— Problem —
The entries below need to be written out exactly, with no pictures included.

— Record list —
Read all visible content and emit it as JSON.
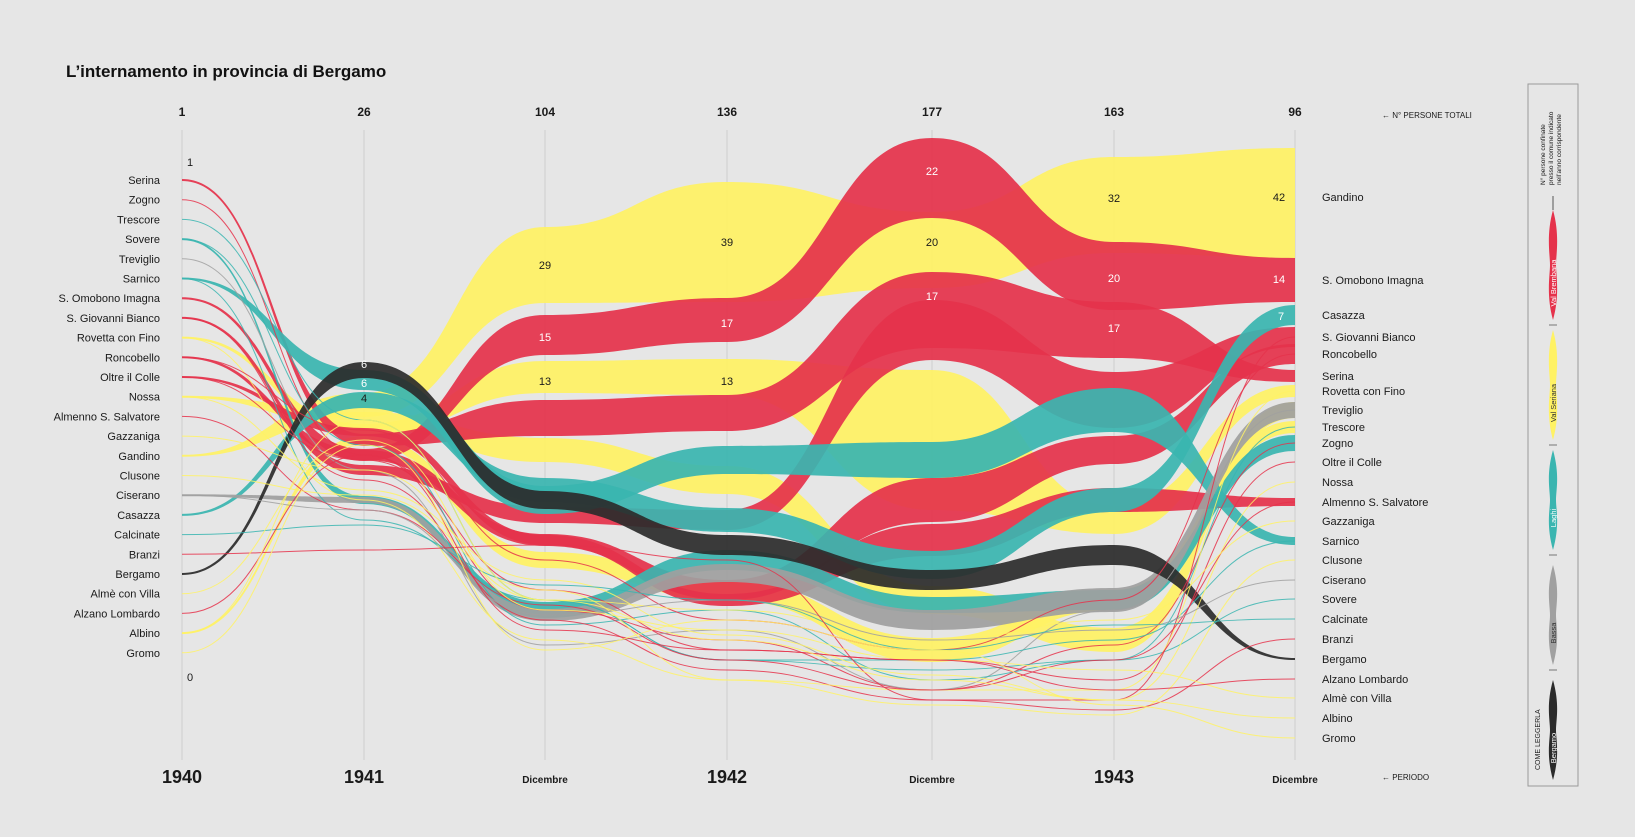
{
  "title": "L’internamento in provincia di Bergamo",
  "legend_box": {
    "caption": "N° persone confinate presso il comune indicato nell’anno corrispondente",
    "how_to_read": "COME LEGGERLA",
    "groups": [
      {
        "name": "Val Brembana",
        "color": "#e5324b"
      },
      {
        "name": "Val Seriana",
        "color": "#fff264"
      },
      {
        "name": "Laghi",
        "color": "#3ab5b0"
      },
      {
        "name": "Bassa",
        "color": "#a0a0a0"
      },
      {
        "name": "Bergamo",
        "color": "#2b2b2b"
      }
    ]
  },
  "totals_label": "N° PERSONE TOTALI",
  "period_label": "PERIODO",
  "chart_data": {
    "type": "area",
    "subtype": "bump / stream ribbons",
    "periods": [
      "1940",
      "1941",
      "Dicembre",
      "1942",
      "Dicembre",
      "1943",
      "Dicembre"
    ],
    "totals": [
      1,
      26,
      104,
      136,
      177,
      163,
      96
    ],
    "start_labels": [
      "Serina",
      "Zogno",
      "Trescore",
      "Sovere",
      "Treviglio",
      "Sarnico",
      "S. Omobono Imagna",
      "S. Giovanni Bianco",
      "Rovetta con Fino",
      "Roncobello",
      "Oltre il Colle",
      "Nossa",
      "Almenno S. Salvatore",
      "Gazzaniga",
      "Gandino",
      "Clusone",
      "Ciserano",
      "Casazza",
      "Calcinate",
      "Branzi",
      "Bergamo",
      "Almè con Villa",
      "Alzano Lombardo",
      "Albino",
      "Gromo"
    ],
    "end_labels": [
      "Gandino",
      "S. Omobono Imagna",
      "Casazza",
      "S. Giovanni Bianco",
      "Roncobello",
      "Serina",
      "Rovetta con Fino",
      "Treviglio",
      "Trescore",
      "Zogno",
      "Oltre il Colle",
      "Nossa",
      "Almenno S. Salvatore",
      "Gazzaniga",
      "Sarnico",
      "Clusone",
      "Ciserano",
      "Sovere",
      "Calcinate",
      "Branzi",
      "Bergamo",
      "Alzano Lombardo",
      "Almè con Villa",
      "Albino",
      "Gromo"
    ],
    "scale_labels": {
      "max": "1",
      "min": "0"
    },
    "series": [
      {
        "name": "Gandino",
        "group": "Val Seriana",
        "values": [
          0,
          4,
          29,
          39,
          20,
          32,
          42
        ]
      },
      {
        "name": "S. Omobono Imagna",
        "group": "Val Brembana",
        "values": [
          0,
          0,
          15,
          17,
          22,
          20,
          14
        ]
      },
      {
        "name": "Casazza",
        "group": "Laghi",
        "values": [
          0,
          6,
          null,
          null,
          null,
          null,
          7
        ]
      },
      {
        "name": "Serina",
        "group": "Val Brembana",
        "values": [
          1,
          null,
          null,
          null,
          17,
          17,
          null
        ]
      },
      {
        "name": "Rovetta con Fino",
        "group": "Val Seriana",
        "values": [
          0,
          null,
          13,
          13,
          null,
          null,
          null
        ]
      },
      {
        "name": "Bergamo",
        "group": "Bergamo",
        "values": [
          0,
          6,
          null,
          null,
          null,
          null,
          null
        ]
      }
    ],
    "value_labels": [
      {
        "text": "1",
        "period": 0
      },
      {
        "text": "0",
        "period": 0
      },
      {
        "text": "6",
        "period": 1
      },
      {
        "text": "6",
        "period": 1
      },
      {
        "text": "4",
        "period": 1
      },
      {
        "text": "29",
        "period": 2
      },
      {
        "text": "15",
        "period": 2
      },
      {
        "text": "13",
        "period": 2
      },
      {
        "text": "39",
        "period": 3
      },
      {
        "text": "17",
        "period": 3
      },
      {
        "text": "13",
        "period": 3
      },
      {
        "text": "22",
        "period": 4
      },
      {
        "text": "20",
        "period": 4
      },
      {
        "text": "17",
        "period": 4
      },
      {
        "text": "32",
        "period": 5
      },
      {
        "text": "20",
        "period": 5
      },
      {
        "text": "17",
        "period": 5
      },
      {
        "text": "42",
        "period": 6
      },
      {
        "text": "14",
        "period": 6
      },
      {
        "text": "7",
        "period": 6
      }
    ]
  }
}
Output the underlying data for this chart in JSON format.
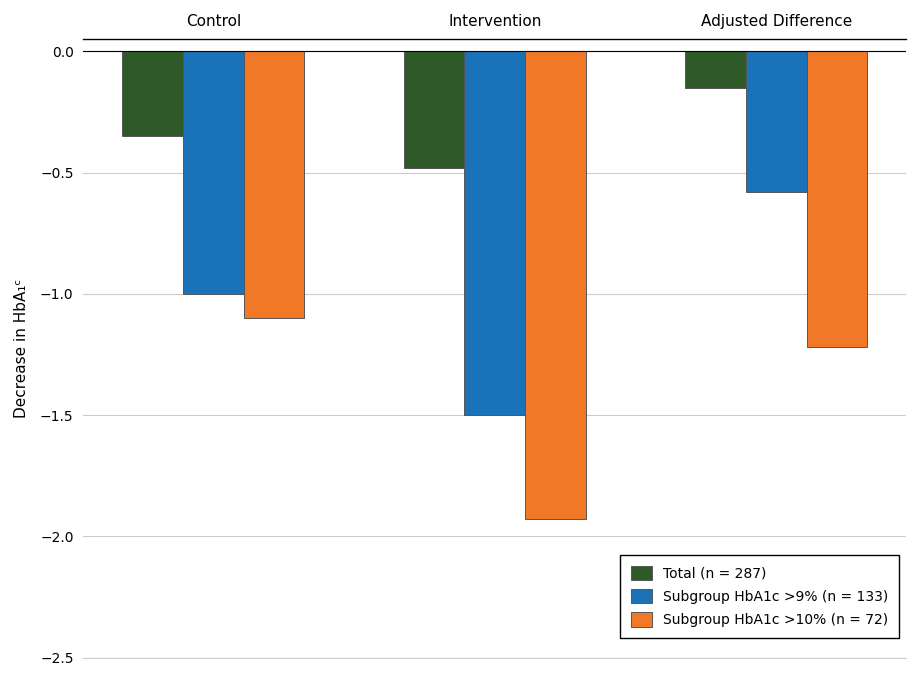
{
  "groups": [
    "Control",
    "Intervention",
    "Adjusted Difference"
  ],
  "series": [
    {
      "label": "Total (n = 287)",
      "color": "#2d5a27",
      "values": [
        -0.35,
        -0.48,
        -0.15
      ]
    },
    {
      "label": "Subgroup HbA1c >9% (n = 133)",
      "color": "#1a72b8",
      "values": [
        -1.0,
        -1.5,
        -0.58
      ]
    },
    {
      "label": "Subgroup HbA1c >10% (n = 72)",
      "color": "#f07826",
      "values": [
        -1.1,
        -1.93,
        -1.22
      ]
    }
  ],
  "ylabel": "Decrease in HbA₁ᶜ",
  "ylim": [
    -2.5,
    0.05
  ],
  "yticks": [
    0.0,
    -0.5,
    -1.0,
    -1.5,
    -2.0,
    -2.5
  ],
  "background_color": "#ffffff",
  "grid_color": "#cccccc",
  "bar_width": 0.28,
  "group_positions": [
    0.0,
    1.3,
    2.6
  ]
}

— Problem solution —
Read all visible content and emit it as JSON.
{
  "title": "L’internamento in provincia di Bergamo",
  "legend_box": {
    "caption": "N° persone confinate presso il comune indicato nell’anno corrispondente",
    "how_to_read": "COME LEGGERLA",
    "groups": [
      {
        "name": "Val Brembana",
        "color": "#e5324b"
      },
      {
        "name": "Val Seriana",
        "color": "#fff264"
      },
      {
        "name": "Laghi",
        "color": "#3ab5b0"
      },
      {
        "name": "Bassa",
        "color": "#a0a0a0"
      },
      {
        "name": "Bergamo",
        "color": "#2b2b2b"
      }
    ]
  },
  "totals_label": "N° PERSONE TOTALI",
  "period_label": "PERIODO",
  "chart_data": {
    "type": "area",
    "subtype": "bump / stream ribbons",
    "periods": [
      "1940",
      "1941",
      "Dicembre",
      "1942",
      "Dicembre",
      "1943",
      "Dicembre"
    ],
    "totals": [
      1,
      26,
      104,
      136,
      177,
      163,
      96
    ],
    "start_labels": [
      "Serina",
      "Zogno",
      "Trescore",
      "Sovere",
      "Treviglio",
      "Sarnico",
      "S. Omobono Imagna",
      "S. Giovanni Bianco",
      "Rovetta con Fino",
      "Roncobello",
      "Oltre il Colle",
      "Nossa",
      "Almenno S. Salvatore",
      "Gazzaniga",
      "Gandino",
      "Clusone",
      "Ciserano",
      "Casazza",
      "Calcinate",
      "Branzi",
      "Bergamo",
      "Almè con Villa",
      "Alzano Lombardo",
      "Albino",
      "Gromo"
    ],
    "end_labels": [
      "Gandino",
      "S. Omobono Imagna",
      "Casazza",
      "S. Giovanni Bianco",
      "Roncobello",
      "Serina",
      "Rovetta con Fino",
      "Treviglio",
      "Trescore",
      "Zogno",
      "Oltre il Colle",
      "Nossa",
      "Almenno S. Salvatore",
      "Gazzaniga",
      "Sarnico",
      "Clusone",
      "Ciserano",
      "Sovere",
      "Calcinate",
      "Branzi",
      "Bergamo",
      "Alzano Lombardo",
      "Almè con Villa",
      "Albino",
      "Gromo"
    ],
    "scale_labels": {
      "max": "1",
      "min": "0"
    },
    "series": [
      {
        "name": "Gandino",
        "group": "Val Seriana",
        "values": [
          0,
          4,
          29,
          39,
          20,
          32,
          42
        ]
      },
      {
        "name": "S. Omobono Imagna",
        "group": "Val Brembana",
        "values": [
          0,
          0,
          15,
          17,
          22,
          20,
          14
        ]
      },
      {
        "name": "Casazza",
        "group": "Laghi",
        "values": [
          0,
          6,
          null,
          null,
          null,
          null,
          7
        ]
      },
      {
        "name": "Serina",
        "group": "Val Brembana",
        "values": [
          1,
          null,
          null,
          null,
          17,
          17,
          null
        ]
      },
      {
        "name": "Rovetta con Fino",
        "group": "Val Seriana",
        "values": [
          0,
          null,
          13,
          13,
          null,
          null,
          null
        ]
      },
      {
        "name": "Bergamo",
        "group": "Bergamo",
        "values": [
          0,
          6,
          null,
          null,
          null,
          null,
          null
        ]
      }
    ],
    "value_labels": [
      {
        "text": "1",
        "period": 0
      },
      {
        "text": "0",
        "period": 0
      },
      {
        "text": "6",
        "period": 1
      },
      {
        "text": "6",
        "period": 1
      },
      {
        "text": "4",
        "period": 1
      },
      {
        "text": "29",
        "period": 2
      },
      {
        "text": "15",
        "period": 2
      },
      {
        "text": "13",
        "period": 2
      },
      {
        "text": "39",
        "period": 3
      },
      {
        "text": "17",
        "period": 3
      },
      {
        "text": "13",
        "period": 3
      },
      {
        "text": "22",
        "period": 4
      },
      {
        "text": "20",
        "period": 4
      },
      {
        "text": "17",
        "period": 4
      },
      {
        "text": "32",
        "period": 5
      },
      {
        "text": "20",
        "period": 5
      },
      {
        "text": "17",
        "period": 5
      },
      {
        "text": "42",
        "period": 6
      },
      {
        "text": "14",
        "period": 6
      },
      {
        "text": "7",
        "period": 6
      }
    ]
  }
}
Output the underlying data for this chart in JSON format.
{
  "groups": [
    "Control",
    "Intervention",
    "Adjusted Difference"
  ],
  "series": [
    {
      "label": "Total (n = 287)",
      "color": "#2d5a27",
      "values": [
        -0.35,
        -0.48,
        -0.15
      ]
    },
    {
      "label": "Subgroup HbA1c >9% (n = 133)",
      "color": "#1a72b8",
      "values": [
        -1.0,
        -1.5,
        -0.58
      ]
    },
    {
      "label": "Subgroup HbA1c >10% (n = 72)",
      "color": "#f07826",
      "values": [
        -1.1,
        -1.93,
        -1.22
      ]
    }
  ],
  "ylabel": "Decrease in HbA₁ᶜ",
  "ylim": [
    -2.5,
    0.05
  ],
  "yticks": [
    0.0,
    -0.5,
    -1.0,
    -1.5,
    -2.0,
    -2.5
  ],
  "background_color": "#ffffff",
  "grid_color": "#cccccc",
  "bar_width": 0.28,
  "group_positions": [
    0.0,
    1.3,
    2.6
  ]
}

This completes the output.